- _Texte source_:
'''

Pour­tant, la sig­ni­fi­ca­tion des Erinyes par rap­port à LA VILLE PARJURE s’é­tend au-delà de leur reven­di­ca­tion du bien social — par des moyens, soit-il dit en pas­sant, qui s’ap­par­entent plus à la vendet­ta qu’à la loi, ce qui est chose peu éton­nante vu l’écroulement moral de la part des respon­s­ables juridiques et poli­tiques de la société en ques­tion. Chez Eschyle, les Erinyes sont Les ven­ger­ess­es de Clytemnestre qui fut tuée par son fils, Oreste. C’est Athena qui les per­suade d’a­ban­don­ner leur mis­sion, qui n’est guère moins meur­trière que celle d’Oreste, en faveur des procédés insti­tu­tion­nels par lesquels la jus­tice puisse être faite par des moyens justes. Autrement dit, Athena pro­pose comme solu­tion au cycle de vengeance et de con­tre-vengeance, qui mine la mai­son des Atrides, des principes d’ac­tion fondés sur des principes démoc­ra­tiques. Les Erinyes sont trans­for­mées, par con­séquent, en Euménides afin qu’elles puis­sent soutenir la démoc­ra­tie nais­sante vouée à l’idée du bien com­mun réal­isé par des mesures pris­es en com­mun. Chez Mnouchkine, le pro­jet social d’Athena est plus ou moins mis entre par­en­thès­es comme un idéal vers lequel il faut absol­u­ment ten­dre, d’au­tant plus que, dans la ville par­jure, ville traître, cet objec­tif a été hor­ri­ble­ment com­pro­mis.

'''

- _Consigne a_: Traduisez en anglais cette phrase du texte source : « Chez Eschyle, les Erinyes sont Les vengeresses de Clytemnestre qui fut tuée par son fils, Oreste. »
Les enregistrements qui suivent n'ont aucun lien avec le texte source.

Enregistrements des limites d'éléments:
'''

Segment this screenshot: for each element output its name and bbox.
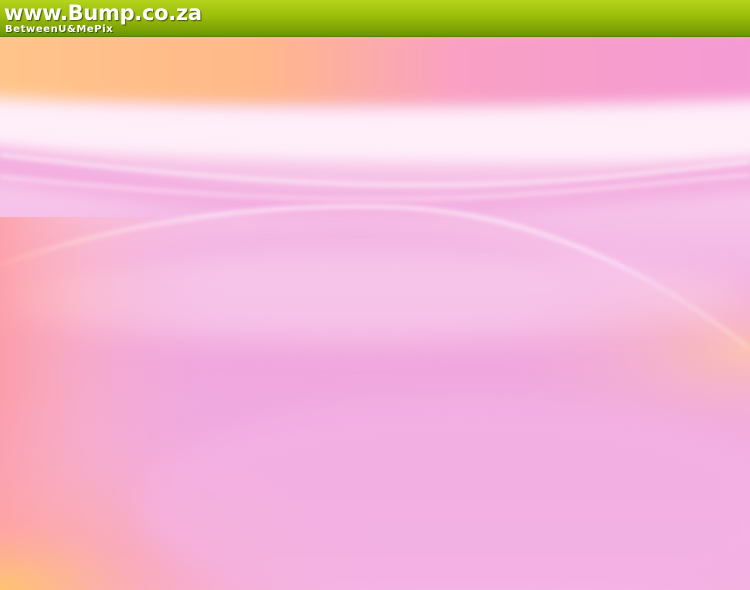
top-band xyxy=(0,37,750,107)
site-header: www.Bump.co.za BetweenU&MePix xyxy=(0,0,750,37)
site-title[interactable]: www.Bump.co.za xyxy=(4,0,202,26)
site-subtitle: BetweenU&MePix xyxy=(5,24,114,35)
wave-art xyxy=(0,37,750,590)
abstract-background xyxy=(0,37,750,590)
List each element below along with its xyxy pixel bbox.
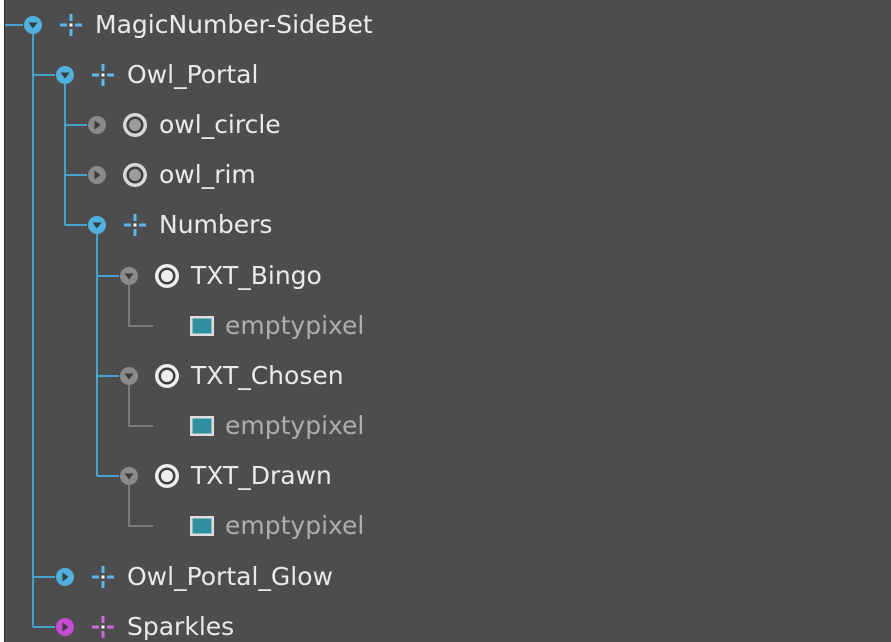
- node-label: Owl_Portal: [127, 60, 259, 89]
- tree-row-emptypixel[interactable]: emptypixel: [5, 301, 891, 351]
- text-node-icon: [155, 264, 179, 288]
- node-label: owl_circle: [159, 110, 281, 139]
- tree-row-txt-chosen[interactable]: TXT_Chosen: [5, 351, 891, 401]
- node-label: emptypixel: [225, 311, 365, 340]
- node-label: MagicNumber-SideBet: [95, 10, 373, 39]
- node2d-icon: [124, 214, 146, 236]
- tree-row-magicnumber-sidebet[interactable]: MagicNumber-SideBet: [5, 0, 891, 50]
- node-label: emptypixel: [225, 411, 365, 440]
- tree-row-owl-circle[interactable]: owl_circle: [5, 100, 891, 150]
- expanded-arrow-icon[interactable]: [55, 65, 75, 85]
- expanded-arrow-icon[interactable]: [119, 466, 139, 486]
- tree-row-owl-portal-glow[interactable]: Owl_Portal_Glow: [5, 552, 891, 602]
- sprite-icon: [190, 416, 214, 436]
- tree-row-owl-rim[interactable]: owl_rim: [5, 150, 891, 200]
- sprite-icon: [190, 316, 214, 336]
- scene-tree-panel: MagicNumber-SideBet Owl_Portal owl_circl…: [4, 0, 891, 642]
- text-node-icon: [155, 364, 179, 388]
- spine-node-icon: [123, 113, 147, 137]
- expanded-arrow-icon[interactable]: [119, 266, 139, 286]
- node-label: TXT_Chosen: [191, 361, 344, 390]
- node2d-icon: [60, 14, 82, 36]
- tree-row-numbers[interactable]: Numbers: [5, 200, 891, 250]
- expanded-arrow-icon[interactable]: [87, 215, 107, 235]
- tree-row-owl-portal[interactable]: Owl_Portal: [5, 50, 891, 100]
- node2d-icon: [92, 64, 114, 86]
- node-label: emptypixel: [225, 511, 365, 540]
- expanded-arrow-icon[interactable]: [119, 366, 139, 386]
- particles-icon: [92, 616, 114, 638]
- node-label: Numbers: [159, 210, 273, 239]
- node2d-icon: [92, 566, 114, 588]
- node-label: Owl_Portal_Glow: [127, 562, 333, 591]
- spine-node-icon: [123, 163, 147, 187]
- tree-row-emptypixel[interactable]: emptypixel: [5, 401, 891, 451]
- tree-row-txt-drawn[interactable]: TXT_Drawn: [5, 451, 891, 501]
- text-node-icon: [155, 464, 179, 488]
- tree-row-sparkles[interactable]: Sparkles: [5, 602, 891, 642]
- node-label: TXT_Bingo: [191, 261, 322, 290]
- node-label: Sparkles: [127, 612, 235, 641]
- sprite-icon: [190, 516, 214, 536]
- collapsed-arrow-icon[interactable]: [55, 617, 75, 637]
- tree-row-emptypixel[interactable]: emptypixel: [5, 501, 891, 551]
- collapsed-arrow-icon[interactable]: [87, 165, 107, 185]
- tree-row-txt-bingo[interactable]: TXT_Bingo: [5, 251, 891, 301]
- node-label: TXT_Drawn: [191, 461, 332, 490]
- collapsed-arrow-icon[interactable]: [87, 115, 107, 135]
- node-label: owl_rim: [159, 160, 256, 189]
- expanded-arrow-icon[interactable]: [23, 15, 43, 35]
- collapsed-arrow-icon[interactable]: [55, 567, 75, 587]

'''
'''

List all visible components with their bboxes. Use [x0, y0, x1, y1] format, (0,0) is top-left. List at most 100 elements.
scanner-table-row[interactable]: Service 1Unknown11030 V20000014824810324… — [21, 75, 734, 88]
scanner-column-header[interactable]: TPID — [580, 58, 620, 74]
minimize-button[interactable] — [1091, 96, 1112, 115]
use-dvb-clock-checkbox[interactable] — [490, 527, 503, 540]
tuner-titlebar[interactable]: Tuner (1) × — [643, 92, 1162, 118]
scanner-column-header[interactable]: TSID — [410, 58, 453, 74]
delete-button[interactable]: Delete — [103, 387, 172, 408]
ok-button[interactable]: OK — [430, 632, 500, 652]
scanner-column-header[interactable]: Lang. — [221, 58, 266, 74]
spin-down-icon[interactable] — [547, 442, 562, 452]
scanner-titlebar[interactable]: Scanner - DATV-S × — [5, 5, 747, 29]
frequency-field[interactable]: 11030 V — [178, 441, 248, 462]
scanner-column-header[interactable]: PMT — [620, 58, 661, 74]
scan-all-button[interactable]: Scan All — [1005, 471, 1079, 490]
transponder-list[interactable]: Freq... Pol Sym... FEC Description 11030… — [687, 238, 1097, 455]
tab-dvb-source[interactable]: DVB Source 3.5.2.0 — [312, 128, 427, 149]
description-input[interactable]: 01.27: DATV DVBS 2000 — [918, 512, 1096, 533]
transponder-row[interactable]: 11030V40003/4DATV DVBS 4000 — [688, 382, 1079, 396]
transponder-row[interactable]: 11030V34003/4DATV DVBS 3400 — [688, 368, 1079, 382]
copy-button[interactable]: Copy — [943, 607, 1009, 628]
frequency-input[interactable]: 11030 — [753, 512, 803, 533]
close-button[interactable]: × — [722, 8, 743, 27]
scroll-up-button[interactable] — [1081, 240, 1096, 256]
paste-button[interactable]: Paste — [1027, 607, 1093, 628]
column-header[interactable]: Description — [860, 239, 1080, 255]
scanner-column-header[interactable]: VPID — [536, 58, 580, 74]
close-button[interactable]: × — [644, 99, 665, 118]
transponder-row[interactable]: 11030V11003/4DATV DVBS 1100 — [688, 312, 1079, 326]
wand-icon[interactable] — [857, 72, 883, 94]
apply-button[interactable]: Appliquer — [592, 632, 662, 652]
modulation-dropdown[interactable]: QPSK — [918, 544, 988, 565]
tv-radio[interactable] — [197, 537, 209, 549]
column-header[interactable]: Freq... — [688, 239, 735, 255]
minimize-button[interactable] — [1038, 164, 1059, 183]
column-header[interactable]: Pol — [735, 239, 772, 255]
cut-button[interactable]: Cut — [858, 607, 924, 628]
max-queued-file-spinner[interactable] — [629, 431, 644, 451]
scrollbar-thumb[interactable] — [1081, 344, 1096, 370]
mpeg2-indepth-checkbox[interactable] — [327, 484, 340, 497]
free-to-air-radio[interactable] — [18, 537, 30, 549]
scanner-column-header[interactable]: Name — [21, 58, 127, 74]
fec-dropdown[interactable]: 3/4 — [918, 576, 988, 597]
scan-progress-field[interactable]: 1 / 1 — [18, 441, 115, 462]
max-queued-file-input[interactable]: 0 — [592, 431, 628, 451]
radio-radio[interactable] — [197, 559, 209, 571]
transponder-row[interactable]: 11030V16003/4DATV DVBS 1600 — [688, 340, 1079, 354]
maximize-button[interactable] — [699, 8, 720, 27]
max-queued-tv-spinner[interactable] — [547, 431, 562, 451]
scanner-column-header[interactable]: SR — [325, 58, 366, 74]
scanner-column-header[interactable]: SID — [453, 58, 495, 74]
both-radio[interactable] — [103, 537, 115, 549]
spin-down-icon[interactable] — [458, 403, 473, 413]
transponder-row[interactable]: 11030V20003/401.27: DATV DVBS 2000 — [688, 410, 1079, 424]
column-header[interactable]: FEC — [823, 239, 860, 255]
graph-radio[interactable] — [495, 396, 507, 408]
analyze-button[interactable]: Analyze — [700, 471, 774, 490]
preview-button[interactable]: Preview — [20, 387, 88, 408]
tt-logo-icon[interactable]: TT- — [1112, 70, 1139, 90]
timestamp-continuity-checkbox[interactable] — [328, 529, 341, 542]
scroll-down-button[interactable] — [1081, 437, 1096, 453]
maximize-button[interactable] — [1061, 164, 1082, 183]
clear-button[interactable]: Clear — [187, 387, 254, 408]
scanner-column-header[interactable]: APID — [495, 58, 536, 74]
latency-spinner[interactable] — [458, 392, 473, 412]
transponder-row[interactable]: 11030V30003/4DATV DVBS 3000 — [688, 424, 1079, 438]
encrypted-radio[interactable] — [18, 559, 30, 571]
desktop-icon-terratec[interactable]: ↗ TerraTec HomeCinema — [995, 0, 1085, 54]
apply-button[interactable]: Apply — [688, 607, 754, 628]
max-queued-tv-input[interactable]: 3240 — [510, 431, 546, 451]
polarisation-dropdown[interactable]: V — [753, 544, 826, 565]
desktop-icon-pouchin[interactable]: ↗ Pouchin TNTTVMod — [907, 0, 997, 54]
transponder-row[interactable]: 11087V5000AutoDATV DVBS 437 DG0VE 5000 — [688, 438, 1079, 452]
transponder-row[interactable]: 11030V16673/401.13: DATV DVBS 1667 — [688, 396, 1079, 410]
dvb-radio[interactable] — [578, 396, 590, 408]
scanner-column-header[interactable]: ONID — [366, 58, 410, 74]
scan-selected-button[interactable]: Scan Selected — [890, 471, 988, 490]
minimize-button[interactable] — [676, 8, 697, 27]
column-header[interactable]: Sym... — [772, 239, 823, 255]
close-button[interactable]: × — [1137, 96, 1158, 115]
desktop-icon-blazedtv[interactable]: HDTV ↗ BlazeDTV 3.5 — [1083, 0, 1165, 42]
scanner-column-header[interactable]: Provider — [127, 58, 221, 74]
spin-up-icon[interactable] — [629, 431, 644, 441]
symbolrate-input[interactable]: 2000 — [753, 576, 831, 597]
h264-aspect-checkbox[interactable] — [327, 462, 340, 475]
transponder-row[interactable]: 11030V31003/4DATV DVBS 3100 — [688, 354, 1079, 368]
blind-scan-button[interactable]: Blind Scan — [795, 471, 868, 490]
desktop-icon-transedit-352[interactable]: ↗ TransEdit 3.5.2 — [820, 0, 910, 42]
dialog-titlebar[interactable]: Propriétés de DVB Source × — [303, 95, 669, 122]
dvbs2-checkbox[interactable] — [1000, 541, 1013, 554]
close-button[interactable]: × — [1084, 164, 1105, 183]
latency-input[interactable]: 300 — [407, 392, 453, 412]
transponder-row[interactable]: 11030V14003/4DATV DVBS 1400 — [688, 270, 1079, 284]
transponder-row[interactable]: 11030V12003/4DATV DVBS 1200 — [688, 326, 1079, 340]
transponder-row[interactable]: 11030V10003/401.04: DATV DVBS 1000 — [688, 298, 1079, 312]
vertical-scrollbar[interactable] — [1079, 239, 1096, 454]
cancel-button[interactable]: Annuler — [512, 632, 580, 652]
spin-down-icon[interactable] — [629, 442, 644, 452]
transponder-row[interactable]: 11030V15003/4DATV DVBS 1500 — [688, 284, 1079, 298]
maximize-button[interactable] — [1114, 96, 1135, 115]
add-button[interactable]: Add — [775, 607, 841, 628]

'''

- _Consigne b_: Retranscrivez sans aucune modification les lignes des enregistrements, en partant de la ligne qui contient « top-band xyxy=(0,37,750,107) » et en allant jusqu'à la ligne qui contient « abstract-background xyxy=(0,37,750,590) », ces deux lignes comprises.

- _Réponse rédigée a_: In Aeschylus, the Erinyes are the avengers of Clytemnestra, who was killed by her son, Orestes.

- _Réponse rédigée b_:
top-band xyxy=(0,37,750,107)
site-header: www.Bump.co.za BetweenU&MePix xyxy=(0,0,750,37)
site-title[interactable]: www.Bump.co.za xyxy=(4,0,202,26)
site-subtitle: BetweenU&MePix xyxy=(5,24,114,35)
wave-art xyxy=(0,37,750,590)
abstract-background xyxy=(0,37,750,590)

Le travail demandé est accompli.